Quote the records below in full, exactly as given, with the images taken out.

* **Records for the exercise**

####

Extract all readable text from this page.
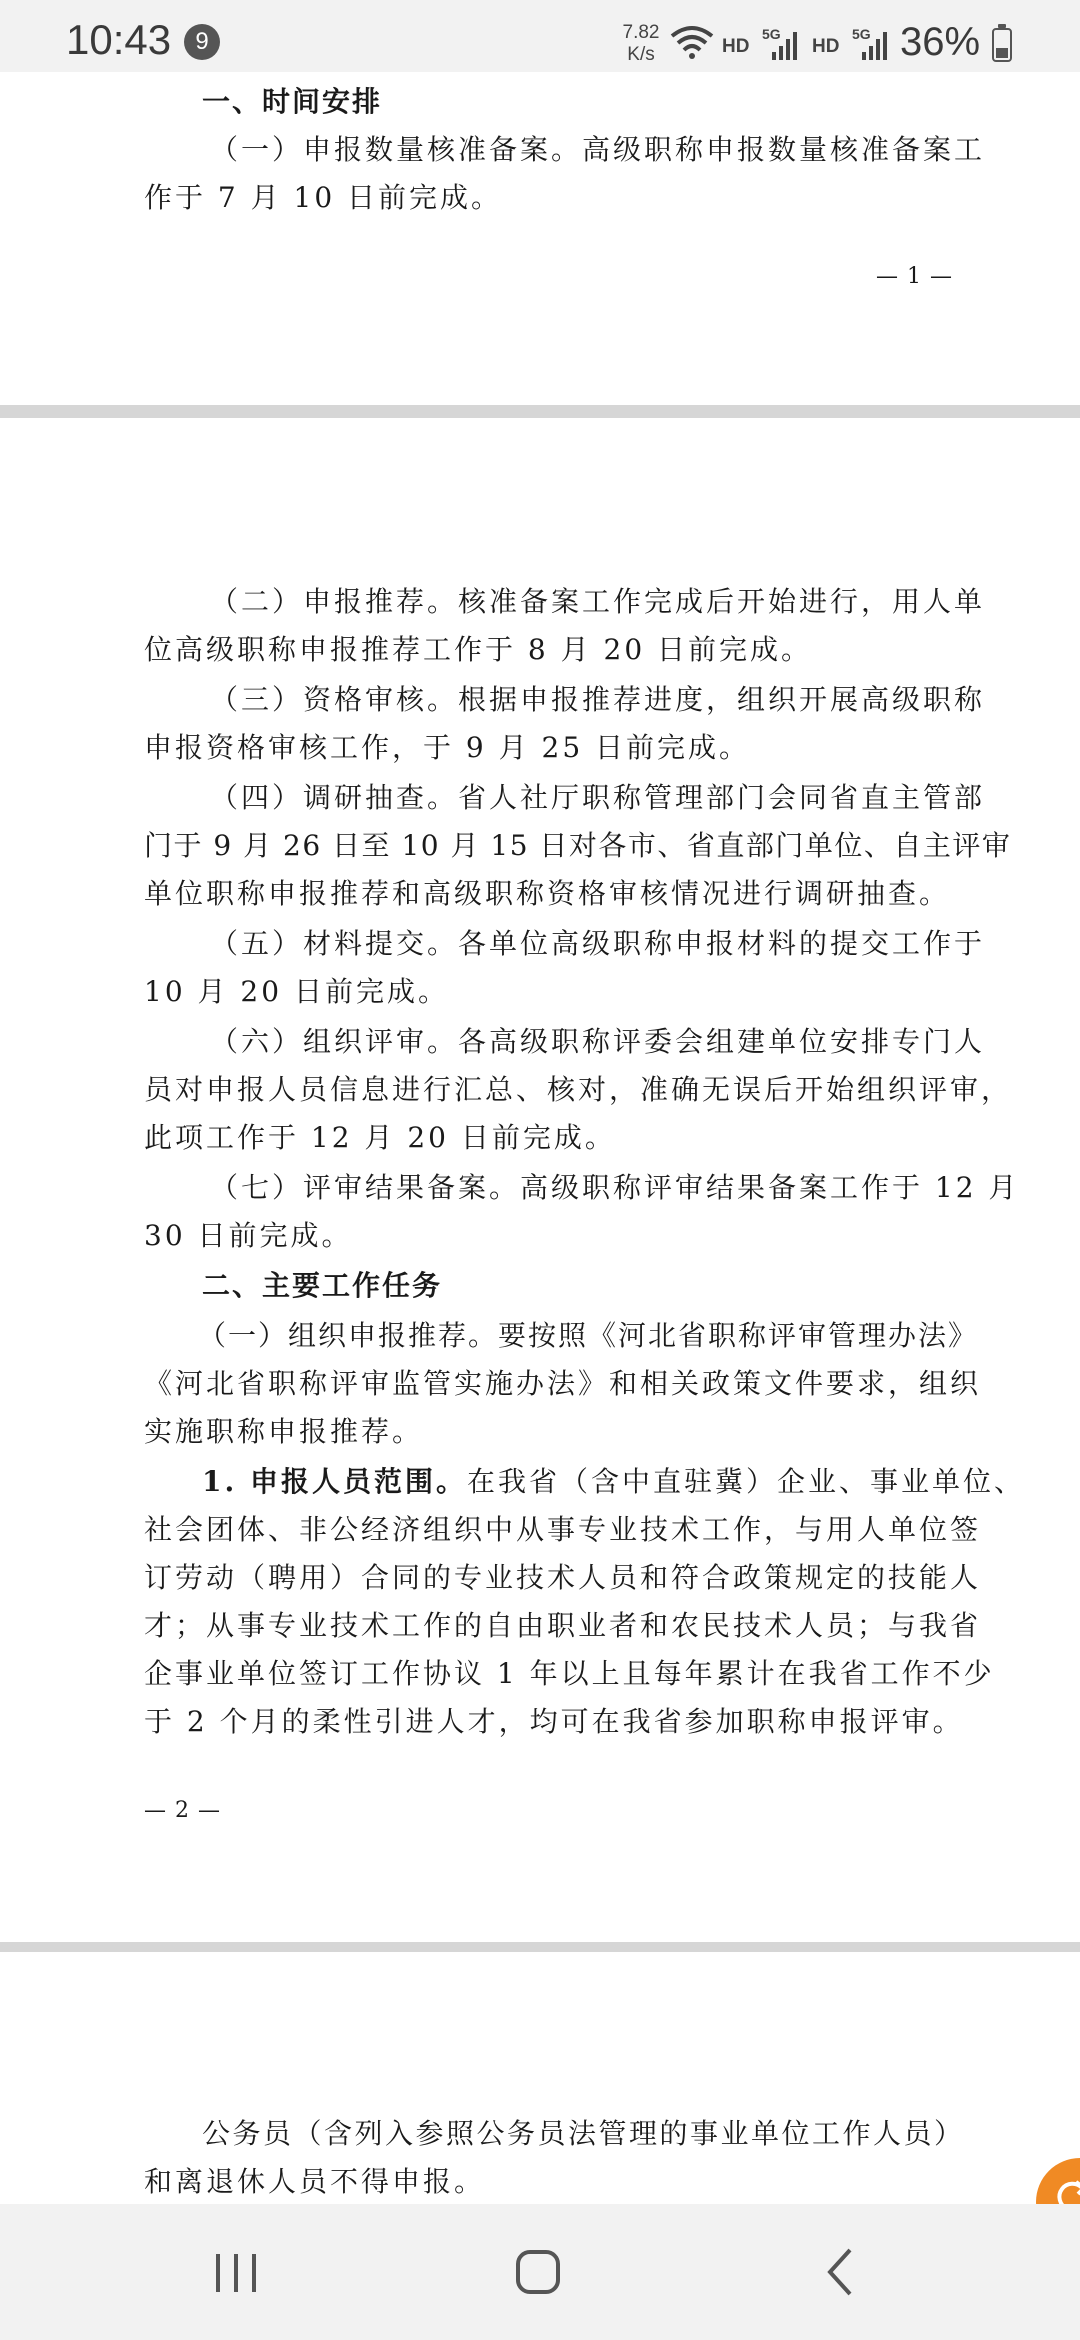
10:43	9	7.82
K/s	HD
5G
HD
5G 36%
一、时间安排
（一）申报数量核准备案。高级职称申报数量核准备案工
作于 7 月 10 日前完成。
— 1 —
（二）申报推荐。核准备案工作完成后开始进行，用人单
位高级职称申报推荐工作于 8 月 20 日前完成。
（三）资格审核。根据申报推荐进度，组织开展高级职称
申报资格审核工作，于 9 月 25 日前完成。
（四）调研抽查。省人社厅职称管理部门会同省直主管部
门于 9 月 26 日至 10 月 15 日对各市、省直部门单位、自主评审
单位职称申报推荐和高级职称资格审核情况进行调研抽查。
（五）材料提交。各单位高级职称申报材料的提交工作于
10 月 20 日前完成。
（六）组织评审。各高级职称评委会组建单位安排专门人
员对申报人员信息进行汇总、核对，准确无误后开始组织评审，
此项工作于 12 月 20 日前完成。
（七）评审结果备案。高级职称评审结果备案工作于 12 月
30 日前完成。
二、主要工作任务
（一）组织申报推荐。要按照《河北省职称评审管理办法》
《河北省职称评审监管实施办法》和相关政策文件要求，组织
实施职称申报推荐。
1. 申报人员范围。在我省（含中直驻冀）企业、事业单位、
社会团体、非公经济组织中从事专业技术工作，与用人单位签
订劳动（聘用）合同的专业技术人员和符合政策规定的技能人
才；从事专业技术工作的自由职业者和农民技术人员；与我省
企事业单位签订工作协议 1 年以上且每年累计在我省工作不少
于 2 个月的柔性引进人才，均可在我省参加职称申报评审。
— 2 —
公务员（含列入参照公务员法管理的事业单位工作人员）
和离退休人员不得申报。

####

* **Task solution**
Extract all readable text from this page.
10:43	9	7.82
K/s	HD
5G
HD
5G 36%
一、时间安排
（一）申报数量核准备案。高级职称申报数量核准备案工
作于 7 月 10 日前完成。
— 1 —
（二）申报推荐。核准备案工作完成后开始进行，用人单
位高级职称申报推荐工作于 8 月 20 日前完成。
（三）资格审核。根据申报推荐进度，组织开展高级职称
申报资格审核工作，于 9 月 25 日前完成。
（四）调研抽查。省人社厅职称管理部门会同省直主管部
门于 9 月 26 日至 10 月 15 日对各市、省直部门单位、自主评审
单位职称申报推荐和高级职称资格审核情况进行调研抽查。
（五）材料提交。各单位高级职称申报材料的提交工作于
10 月 20 日前完成。
（六）组织评审。各高级职称评委会组建单位安排专门人
员对申报人员信息进行汇总、核对，准确无误后开始组织评审，
此项工作于 12 月 20 日前完成。
（七）评审结果备案。高级职称评审结果备案工作于 12 月
30 日前完成。
二、主要工作任务
（一）组织申报推荐。要按照《河北省职称评审管理办法》
《河北省职称评审监管实施办法》和相关政策文件要求，组织
实施职称申报推荐。
1. 申报人员范围。在我省（含中直驻冀）企业、事业单位、
社会团体、非公经济组织中从事专业技术工作，与用人单位签
订劳动（聘用）合同的专业技术人员和符合政策规定的技能人
才；从事专业技术工作的自由职业者和农民技术人员；与我省
企事业单位签订工作协议 1 年以上且每年累计在我省工作不少
于 2 个月的柔性引进人才，均可在我省参加职称申报评审。
— 2 —
公务员（含列入参照公务员法管理的事业单位工作人员）
和离退休人员不得申报。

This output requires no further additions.